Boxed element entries

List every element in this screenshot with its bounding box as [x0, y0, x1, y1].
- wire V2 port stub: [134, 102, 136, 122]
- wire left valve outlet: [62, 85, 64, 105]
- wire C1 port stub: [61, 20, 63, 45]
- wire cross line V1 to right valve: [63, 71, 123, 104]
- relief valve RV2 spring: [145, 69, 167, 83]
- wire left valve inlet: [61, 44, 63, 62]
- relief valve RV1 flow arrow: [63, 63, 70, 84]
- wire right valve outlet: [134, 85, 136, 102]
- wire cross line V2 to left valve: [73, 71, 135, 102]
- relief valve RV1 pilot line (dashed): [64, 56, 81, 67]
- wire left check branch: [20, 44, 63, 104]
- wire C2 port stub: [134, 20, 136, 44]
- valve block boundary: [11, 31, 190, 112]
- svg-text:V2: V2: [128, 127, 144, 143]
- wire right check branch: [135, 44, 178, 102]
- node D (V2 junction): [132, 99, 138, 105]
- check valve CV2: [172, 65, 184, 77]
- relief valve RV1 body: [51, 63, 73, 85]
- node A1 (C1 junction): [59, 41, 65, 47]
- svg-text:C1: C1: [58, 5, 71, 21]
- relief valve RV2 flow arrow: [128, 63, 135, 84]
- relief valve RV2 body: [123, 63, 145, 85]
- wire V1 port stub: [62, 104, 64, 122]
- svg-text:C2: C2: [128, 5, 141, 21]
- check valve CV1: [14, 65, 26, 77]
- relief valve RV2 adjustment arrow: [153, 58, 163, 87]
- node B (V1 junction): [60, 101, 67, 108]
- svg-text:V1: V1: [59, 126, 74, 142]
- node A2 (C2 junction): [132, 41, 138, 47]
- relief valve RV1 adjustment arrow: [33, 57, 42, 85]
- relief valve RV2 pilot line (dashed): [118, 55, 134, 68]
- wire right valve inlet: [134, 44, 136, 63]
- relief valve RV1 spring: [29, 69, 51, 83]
--
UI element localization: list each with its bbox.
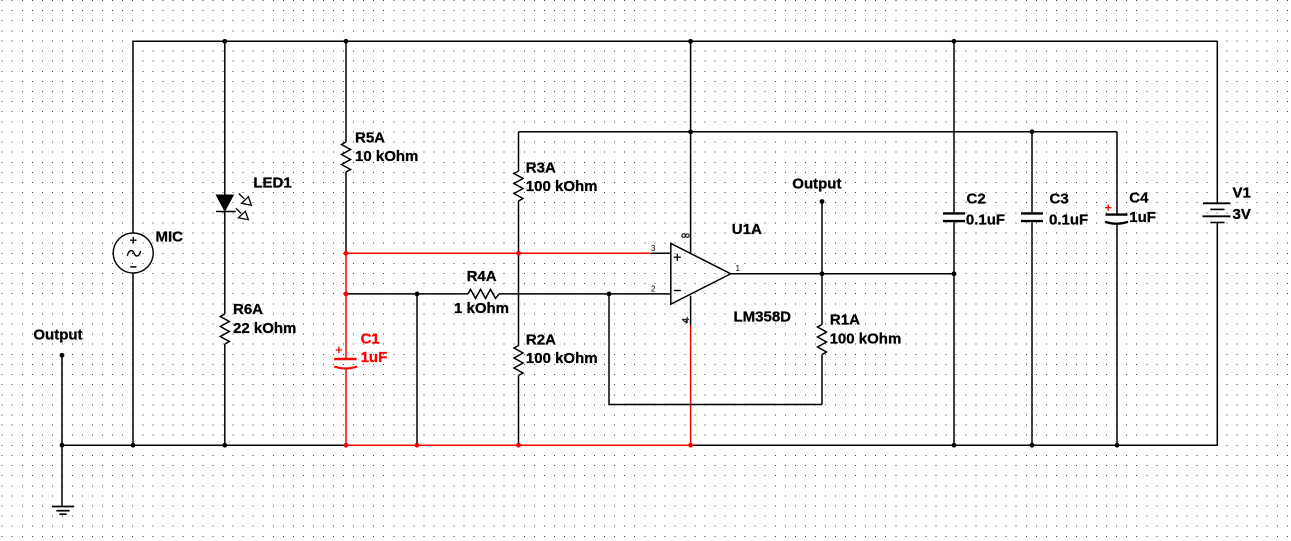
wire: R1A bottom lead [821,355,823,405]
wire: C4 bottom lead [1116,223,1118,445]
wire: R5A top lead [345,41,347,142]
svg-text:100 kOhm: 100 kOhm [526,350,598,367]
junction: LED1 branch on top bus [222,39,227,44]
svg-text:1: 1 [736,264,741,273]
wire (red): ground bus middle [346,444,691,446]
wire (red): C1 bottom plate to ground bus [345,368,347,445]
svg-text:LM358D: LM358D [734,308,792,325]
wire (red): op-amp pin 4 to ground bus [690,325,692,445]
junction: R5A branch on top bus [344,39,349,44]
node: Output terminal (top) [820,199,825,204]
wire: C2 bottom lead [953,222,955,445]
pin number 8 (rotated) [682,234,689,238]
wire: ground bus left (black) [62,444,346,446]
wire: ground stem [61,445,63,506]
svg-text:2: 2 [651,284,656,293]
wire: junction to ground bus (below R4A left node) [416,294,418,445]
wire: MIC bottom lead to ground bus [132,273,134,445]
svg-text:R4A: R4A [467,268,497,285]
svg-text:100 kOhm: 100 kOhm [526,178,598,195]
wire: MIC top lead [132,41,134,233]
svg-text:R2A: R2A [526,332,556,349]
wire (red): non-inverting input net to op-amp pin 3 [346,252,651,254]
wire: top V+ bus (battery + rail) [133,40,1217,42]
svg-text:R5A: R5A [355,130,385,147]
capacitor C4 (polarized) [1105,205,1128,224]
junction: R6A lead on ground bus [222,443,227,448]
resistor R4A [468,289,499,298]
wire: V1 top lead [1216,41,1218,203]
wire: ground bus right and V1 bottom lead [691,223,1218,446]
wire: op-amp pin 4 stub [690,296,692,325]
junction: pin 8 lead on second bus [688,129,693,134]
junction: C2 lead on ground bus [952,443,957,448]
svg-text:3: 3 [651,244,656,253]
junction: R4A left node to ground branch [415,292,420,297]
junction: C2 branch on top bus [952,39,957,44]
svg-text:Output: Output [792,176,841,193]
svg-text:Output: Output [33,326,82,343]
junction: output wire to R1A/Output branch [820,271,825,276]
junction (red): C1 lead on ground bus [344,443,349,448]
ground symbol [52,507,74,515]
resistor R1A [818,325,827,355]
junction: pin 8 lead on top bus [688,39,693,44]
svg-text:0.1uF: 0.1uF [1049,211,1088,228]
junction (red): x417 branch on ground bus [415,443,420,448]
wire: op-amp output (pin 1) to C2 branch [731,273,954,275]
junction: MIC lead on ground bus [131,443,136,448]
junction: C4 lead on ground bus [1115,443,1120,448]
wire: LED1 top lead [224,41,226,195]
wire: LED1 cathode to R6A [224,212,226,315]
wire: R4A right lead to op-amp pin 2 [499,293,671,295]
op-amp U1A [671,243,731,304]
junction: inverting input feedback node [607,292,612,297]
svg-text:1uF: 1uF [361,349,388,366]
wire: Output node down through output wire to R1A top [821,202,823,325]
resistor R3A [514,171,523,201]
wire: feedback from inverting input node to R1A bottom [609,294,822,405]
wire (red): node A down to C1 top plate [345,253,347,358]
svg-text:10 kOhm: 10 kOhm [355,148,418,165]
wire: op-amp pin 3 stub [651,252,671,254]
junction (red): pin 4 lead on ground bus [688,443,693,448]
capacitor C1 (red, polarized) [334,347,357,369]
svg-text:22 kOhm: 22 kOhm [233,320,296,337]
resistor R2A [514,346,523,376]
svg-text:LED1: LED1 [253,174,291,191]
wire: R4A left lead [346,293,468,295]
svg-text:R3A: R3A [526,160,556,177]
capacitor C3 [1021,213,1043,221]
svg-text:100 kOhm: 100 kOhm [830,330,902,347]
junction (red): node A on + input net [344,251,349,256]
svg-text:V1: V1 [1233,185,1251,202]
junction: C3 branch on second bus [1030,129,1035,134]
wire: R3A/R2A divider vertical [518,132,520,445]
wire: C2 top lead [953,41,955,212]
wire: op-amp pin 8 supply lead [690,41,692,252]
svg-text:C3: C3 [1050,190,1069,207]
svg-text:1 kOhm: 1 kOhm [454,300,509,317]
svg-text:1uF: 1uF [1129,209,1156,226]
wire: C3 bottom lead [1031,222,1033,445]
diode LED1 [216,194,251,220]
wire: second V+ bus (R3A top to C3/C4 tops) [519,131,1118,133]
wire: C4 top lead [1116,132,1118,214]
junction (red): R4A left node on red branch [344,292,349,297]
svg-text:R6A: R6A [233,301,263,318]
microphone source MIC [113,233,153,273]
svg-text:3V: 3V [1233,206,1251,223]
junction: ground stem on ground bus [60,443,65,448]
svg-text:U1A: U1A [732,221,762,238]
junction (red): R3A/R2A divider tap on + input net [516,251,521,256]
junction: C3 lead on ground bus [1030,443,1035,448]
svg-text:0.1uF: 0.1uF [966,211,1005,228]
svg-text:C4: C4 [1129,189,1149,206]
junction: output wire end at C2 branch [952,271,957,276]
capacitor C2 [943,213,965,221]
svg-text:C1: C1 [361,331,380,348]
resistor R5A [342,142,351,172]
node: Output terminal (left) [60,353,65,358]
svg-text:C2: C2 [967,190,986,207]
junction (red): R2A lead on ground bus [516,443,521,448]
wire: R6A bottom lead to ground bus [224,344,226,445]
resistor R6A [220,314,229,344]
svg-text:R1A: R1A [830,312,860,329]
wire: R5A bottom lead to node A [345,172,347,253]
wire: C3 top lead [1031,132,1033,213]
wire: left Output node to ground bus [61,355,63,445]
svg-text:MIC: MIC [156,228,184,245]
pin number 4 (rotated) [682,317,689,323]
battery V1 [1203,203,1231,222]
...
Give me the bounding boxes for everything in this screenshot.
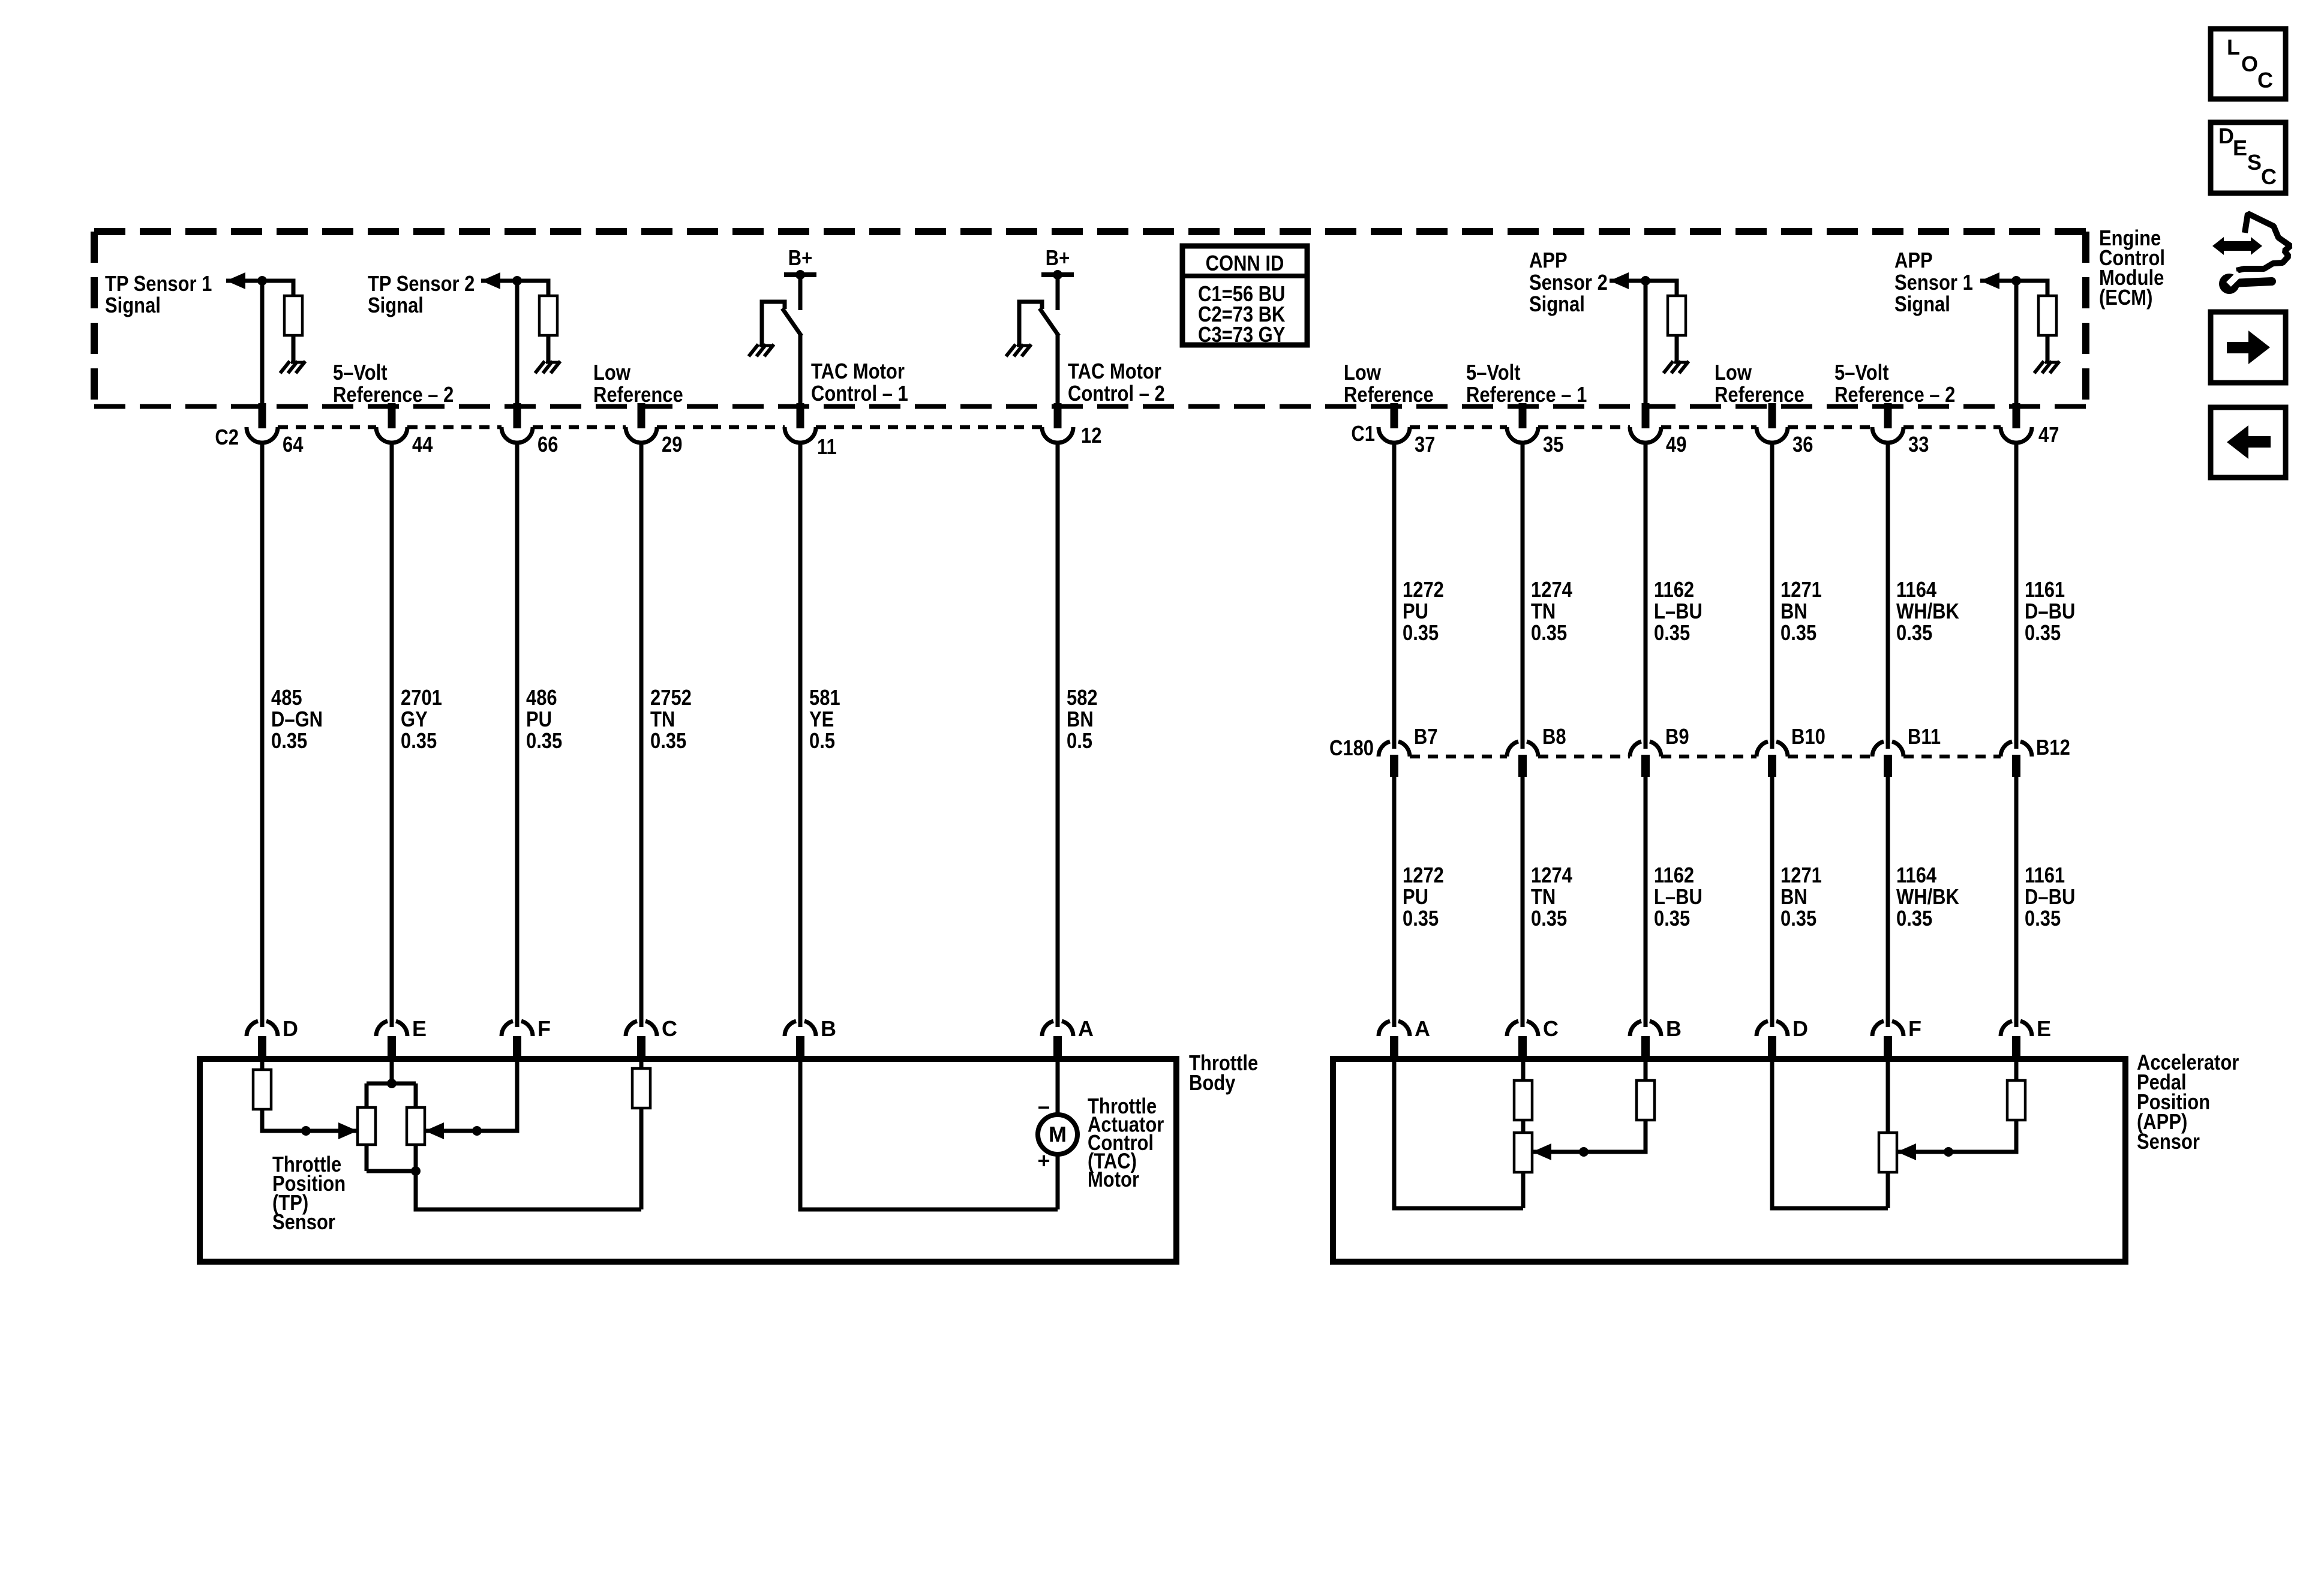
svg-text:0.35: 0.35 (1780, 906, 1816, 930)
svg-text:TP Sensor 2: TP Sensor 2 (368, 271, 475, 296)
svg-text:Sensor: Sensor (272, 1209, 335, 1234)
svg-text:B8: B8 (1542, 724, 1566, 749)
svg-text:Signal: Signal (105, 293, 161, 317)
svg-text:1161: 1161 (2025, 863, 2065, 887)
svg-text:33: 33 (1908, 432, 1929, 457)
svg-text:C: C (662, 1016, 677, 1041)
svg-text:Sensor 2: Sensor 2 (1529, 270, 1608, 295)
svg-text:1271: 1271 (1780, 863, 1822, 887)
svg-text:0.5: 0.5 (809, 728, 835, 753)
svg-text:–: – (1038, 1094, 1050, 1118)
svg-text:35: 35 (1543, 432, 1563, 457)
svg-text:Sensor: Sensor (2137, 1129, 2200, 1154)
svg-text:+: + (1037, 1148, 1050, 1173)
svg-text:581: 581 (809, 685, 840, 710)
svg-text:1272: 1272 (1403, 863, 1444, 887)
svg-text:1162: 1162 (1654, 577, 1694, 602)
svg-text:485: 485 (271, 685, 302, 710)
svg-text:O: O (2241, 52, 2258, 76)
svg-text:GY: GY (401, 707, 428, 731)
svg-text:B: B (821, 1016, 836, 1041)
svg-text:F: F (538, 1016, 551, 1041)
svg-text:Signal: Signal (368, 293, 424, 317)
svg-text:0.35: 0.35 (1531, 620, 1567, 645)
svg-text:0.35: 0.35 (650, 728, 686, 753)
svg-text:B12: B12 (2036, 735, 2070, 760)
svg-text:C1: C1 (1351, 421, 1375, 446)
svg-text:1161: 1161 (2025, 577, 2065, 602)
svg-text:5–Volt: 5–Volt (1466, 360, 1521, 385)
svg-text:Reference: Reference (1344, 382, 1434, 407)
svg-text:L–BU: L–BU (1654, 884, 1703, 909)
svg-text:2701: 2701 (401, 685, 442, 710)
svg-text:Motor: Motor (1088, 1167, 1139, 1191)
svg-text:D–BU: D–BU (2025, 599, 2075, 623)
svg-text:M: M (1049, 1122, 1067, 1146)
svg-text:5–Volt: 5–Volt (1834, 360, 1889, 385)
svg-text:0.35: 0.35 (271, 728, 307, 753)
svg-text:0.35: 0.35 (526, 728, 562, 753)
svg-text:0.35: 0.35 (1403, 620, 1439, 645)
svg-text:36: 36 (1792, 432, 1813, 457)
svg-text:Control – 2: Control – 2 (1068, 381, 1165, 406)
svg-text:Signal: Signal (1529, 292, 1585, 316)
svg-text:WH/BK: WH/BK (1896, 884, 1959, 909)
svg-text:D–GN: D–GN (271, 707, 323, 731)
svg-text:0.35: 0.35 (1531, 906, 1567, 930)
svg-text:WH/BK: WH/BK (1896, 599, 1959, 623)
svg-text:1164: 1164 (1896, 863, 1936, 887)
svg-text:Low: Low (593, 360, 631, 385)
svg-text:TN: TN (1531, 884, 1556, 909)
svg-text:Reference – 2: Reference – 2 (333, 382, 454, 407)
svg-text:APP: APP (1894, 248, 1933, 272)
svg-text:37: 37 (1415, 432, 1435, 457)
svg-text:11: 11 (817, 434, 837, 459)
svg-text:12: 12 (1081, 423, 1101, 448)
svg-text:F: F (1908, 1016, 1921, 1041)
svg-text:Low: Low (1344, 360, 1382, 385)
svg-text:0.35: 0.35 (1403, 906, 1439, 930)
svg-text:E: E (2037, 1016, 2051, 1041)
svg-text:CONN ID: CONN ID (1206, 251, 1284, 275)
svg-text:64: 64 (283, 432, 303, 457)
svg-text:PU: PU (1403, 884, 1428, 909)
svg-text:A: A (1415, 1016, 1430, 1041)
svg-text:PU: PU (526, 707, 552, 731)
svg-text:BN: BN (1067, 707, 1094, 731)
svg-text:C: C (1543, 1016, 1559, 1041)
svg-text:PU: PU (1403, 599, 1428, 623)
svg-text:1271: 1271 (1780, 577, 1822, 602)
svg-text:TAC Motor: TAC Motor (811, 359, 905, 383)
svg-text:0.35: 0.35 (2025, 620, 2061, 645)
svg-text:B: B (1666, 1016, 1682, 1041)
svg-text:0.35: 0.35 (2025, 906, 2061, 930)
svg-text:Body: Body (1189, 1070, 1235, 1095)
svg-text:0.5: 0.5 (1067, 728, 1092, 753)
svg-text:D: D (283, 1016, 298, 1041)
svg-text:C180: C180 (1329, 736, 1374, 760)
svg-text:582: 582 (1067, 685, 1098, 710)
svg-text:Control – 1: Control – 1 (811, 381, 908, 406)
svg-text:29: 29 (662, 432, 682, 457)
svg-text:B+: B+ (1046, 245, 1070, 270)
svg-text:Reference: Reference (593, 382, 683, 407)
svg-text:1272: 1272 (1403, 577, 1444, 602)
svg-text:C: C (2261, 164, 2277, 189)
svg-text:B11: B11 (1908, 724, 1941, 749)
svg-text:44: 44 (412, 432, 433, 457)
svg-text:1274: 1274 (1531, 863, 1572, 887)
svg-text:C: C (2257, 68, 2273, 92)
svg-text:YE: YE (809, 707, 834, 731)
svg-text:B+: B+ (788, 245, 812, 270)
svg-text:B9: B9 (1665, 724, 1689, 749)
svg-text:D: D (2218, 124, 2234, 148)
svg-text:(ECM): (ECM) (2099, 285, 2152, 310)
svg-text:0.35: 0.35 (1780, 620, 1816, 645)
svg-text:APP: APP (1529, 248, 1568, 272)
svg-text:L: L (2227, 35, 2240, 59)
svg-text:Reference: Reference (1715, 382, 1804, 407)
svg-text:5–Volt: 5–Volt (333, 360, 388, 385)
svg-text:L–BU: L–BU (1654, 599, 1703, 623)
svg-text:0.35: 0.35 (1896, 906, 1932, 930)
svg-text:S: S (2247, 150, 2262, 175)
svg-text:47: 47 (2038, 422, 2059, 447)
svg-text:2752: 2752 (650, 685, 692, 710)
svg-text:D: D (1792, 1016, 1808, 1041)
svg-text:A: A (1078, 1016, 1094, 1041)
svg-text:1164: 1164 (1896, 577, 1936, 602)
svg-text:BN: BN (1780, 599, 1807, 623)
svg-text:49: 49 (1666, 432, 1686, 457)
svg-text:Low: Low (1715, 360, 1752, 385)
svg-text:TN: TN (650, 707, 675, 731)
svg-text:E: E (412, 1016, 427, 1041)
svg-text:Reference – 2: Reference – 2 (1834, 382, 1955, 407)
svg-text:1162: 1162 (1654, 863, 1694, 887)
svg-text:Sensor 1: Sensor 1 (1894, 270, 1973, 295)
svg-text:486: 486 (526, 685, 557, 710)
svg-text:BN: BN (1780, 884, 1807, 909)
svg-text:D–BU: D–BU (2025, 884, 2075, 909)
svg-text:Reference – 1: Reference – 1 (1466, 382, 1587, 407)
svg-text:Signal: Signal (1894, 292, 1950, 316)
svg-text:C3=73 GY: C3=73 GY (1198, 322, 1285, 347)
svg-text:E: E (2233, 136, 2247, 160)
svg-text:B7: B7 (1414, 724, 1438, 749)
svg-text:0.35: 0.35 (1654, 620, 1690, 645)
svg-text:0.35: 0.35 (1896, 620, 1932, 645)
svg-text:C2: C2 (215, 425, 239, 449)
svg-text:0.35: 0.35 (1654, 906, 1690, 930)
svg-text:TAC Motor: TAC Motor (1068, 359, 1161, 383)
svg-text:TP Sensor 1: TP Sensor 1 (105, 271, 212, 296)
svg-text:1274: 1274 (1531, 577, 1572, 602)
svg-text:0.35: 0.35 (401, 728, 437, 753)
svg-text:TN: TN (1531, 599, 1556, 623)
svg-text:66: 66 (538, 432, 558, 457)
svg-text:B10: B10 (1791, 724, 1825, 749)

Written exercise: Return the material between the line holding "wire: R1A bottom lead [821,355,823,405]" and the line holding "node: Output terminal (top) [820,199,825,204]", inclusive, reproducing each line verbatim.

Written reply:
wire: R1A bottom lead [821,355,823,405]
wire: C4 bottom lead [1116,223,1118,445]
wire: R5A top lead [345,41,347,142]
svg-text:100 kOhm: 100 kOhm [526,350,598,367]
junction: LED1 branch on top bus [222,39,227,44]
svg-text:1: 1 [736,264,741,273]
wire (red): ground bus middle [346,444,691,446]
wire (red): C1 bottom plate to ground bus [345,368,347,445]
svg-text:LM358D: LM358D [734,308,792,325]
wire (red): op-amp pin 4 to ground bus [690,325,692,445]
junction: R5A branch on top bus [344,39,349,44]
node: Output terminal (top) [820,199,825,204]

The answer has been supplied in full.